▶ **Instructions to follow**: Below are records. Copy every line with "that" in it.

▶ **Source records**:
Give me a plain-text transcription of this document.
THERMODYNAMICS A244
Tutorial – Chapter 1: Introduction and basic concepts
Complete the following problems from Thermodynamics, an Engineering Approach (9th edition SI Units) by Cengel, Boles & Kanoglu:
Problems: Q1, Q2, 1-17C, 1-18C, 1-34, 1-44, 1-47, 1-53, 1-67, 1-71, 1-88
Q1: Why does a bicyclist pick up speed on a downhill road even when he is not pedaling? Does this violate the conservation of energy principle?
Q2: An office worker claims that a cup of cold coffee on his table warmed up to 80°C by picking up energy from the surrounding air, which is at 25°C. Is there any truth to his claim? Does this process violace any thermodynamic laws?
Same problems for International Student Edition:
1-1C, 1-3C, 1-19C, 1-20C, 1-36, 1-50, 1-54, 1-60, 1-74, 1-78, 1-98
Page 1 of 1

* * *

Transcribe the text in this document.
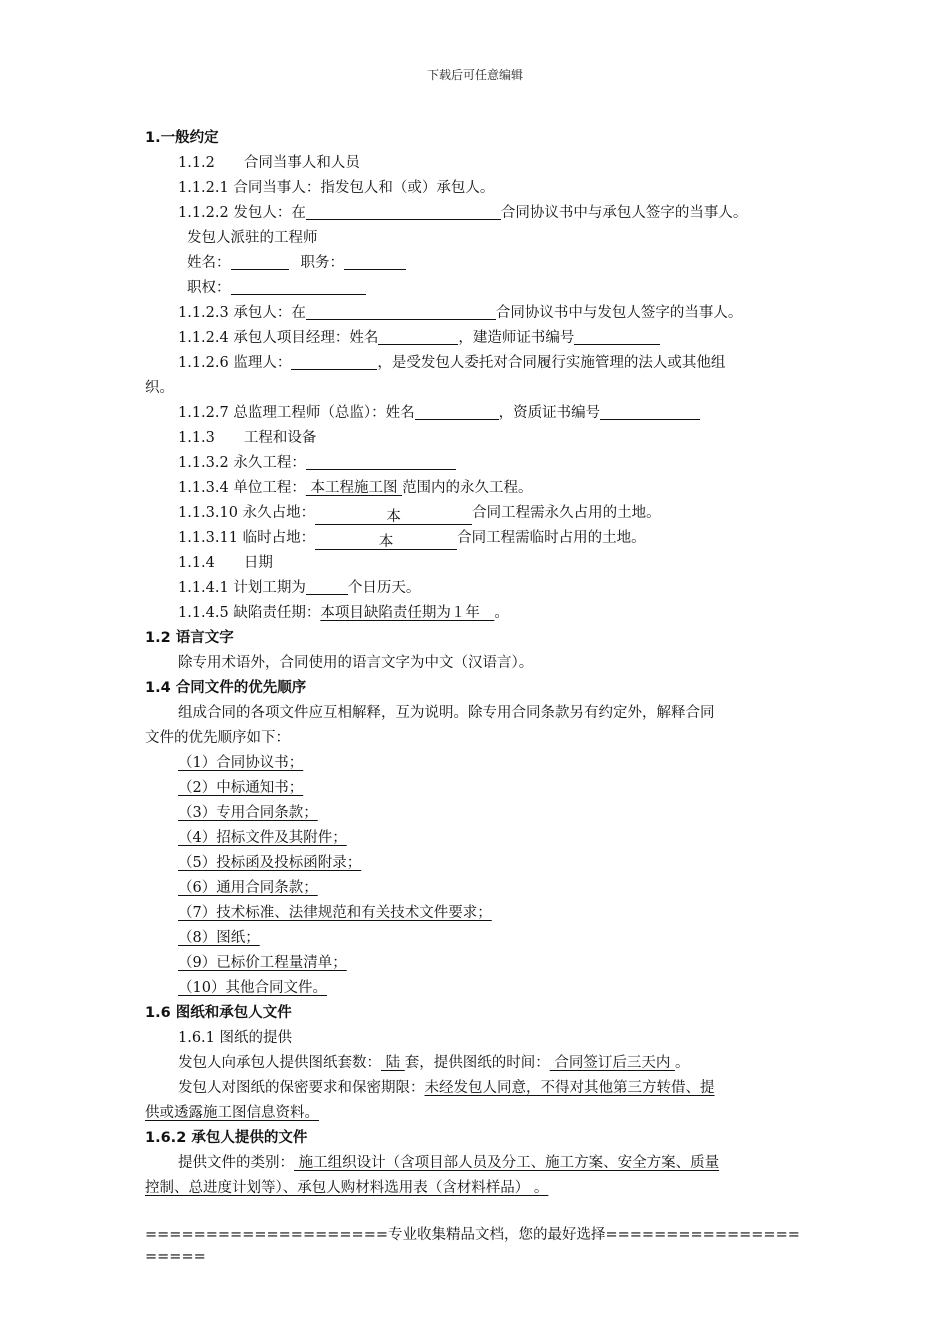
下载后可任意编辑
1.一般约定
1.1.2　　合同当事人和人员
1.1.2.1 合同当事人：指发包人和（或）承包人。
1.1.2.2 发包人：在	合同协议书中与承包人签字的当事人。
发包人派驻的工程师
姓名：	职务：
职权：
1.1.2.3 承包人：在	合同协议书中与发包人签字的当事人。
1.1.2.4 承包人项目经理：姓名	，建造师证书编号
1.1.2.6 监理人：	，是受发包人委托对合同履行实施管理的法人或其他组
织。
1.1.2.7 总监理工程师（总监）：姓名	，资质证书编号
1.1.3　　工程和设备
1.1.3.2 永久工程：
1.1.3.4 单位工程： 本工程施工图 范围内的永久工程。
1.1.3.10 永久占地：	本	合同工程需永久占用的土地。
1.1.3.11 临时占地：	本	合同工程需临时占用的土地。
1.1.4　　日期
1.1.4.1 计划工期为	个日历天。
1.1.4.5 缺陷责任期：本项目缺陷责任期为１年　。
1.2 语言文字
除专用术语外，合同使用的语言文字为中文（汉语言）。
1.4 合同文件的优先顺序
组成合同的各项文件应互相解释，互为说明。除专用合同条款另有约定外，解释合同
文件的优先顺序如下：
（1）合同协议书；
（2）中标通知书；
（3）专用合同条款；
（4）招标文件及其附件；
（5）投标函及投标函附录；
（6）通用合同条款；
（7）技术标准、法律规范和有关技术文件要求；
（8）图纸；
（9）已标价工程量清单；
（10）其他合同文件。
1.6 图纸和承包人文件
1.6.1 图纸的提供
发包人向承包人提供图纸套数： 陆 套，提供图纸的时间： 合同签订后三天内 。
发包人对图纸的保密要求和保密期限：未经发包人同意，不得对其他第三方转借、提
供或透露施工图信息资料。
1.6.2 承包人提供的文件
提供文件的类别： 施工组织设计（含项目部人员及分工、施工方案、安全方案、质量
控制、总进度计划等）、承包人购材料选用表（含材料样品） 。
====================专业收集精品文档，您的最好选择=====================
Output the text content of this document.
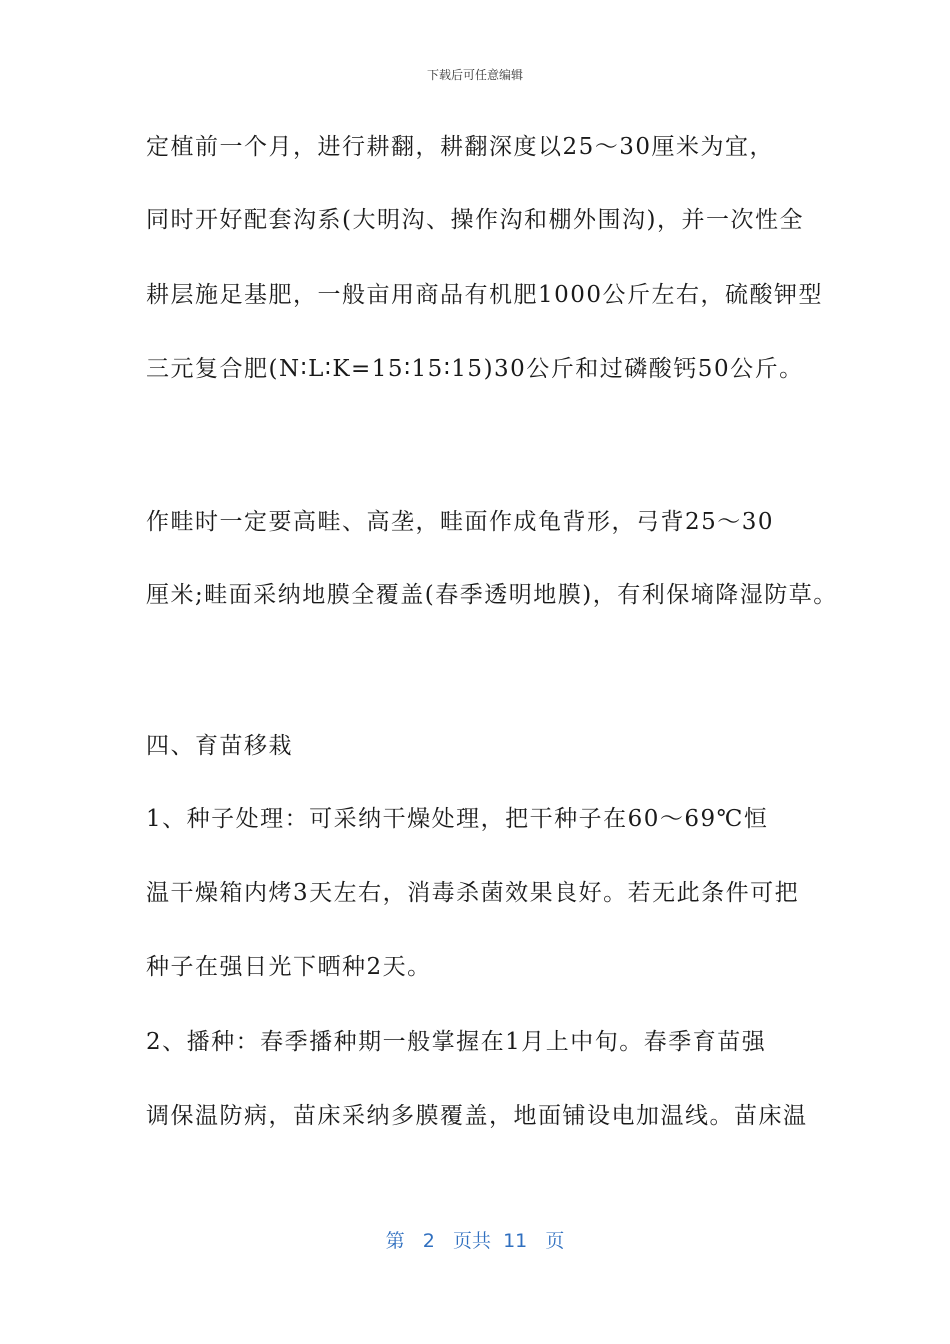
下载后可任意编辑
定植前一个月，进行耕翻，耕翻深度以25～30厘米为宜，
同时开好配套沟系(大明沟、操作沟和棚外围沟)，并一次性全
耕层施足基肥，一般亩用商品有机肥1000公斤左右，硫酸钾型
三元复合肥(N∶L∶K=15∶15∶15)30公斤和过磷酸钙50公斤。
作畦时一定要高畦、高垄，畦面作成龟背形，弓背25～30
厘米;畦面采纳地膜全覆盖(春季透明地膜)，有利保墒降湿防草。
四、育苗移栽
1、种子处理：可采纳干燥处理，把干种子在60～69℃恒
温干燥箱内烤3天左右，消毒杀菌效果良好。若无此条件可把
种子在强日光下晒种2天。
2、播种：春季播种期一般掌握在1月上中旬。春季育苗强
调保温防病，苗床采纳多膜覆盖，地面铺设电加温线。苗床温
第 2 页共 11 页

* * *

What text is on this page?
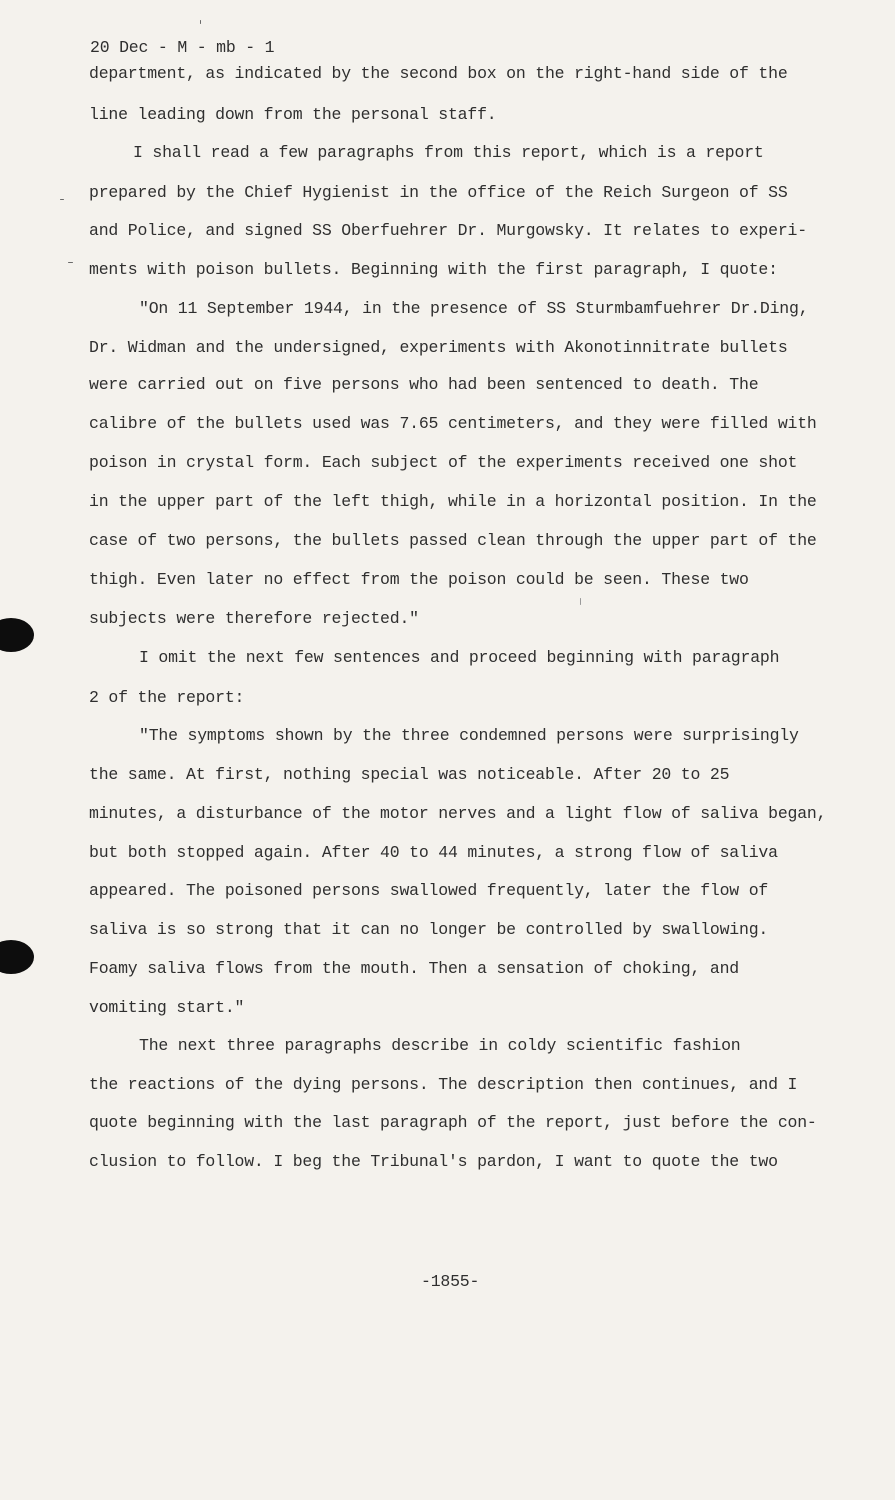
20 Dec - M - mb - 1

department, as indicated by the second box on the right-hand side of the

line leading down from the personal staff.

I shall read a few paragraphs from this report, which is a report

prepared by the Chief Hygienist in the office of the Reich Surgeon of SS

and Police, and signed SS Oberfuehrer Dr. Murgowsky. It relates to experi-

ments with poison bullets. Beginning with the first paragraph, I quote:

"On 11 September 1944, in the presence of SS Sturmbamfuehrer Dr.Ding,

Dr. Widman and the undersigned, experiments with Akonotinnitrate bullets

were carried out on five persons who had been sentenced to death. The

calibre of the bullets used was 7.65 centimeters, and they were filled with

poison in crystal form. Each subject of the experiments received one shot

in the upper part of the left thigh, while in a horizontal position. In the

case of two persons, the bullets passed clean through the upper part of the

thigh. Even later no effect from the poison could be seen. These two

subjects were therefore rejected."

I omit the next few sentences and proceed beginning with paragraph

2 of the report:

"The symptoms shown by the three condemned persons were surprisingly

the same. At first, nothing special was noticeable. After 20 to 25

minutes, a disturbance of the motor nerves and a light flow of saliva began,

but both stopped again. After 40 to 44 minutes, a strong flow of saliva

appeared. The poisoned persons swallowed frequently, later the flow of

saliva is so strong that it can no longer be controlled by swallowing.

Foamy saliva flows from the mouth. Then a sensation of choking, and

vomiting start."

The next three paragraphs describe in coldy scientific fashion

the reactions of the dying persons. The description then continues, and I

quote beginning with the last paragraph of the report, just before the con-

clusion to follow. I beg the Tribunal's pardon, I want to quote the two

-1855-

▶ **Solution below**:
Q2: An office worker claims that a cup of cold coffee on his table warmed up to 80°C by picking up energy from the surrounding air, which is at 25°C. Is there any truth to his claim? Does this process violace any thermodynamic laws?
saliva is so strong that it can no longer be controlled by swallowing.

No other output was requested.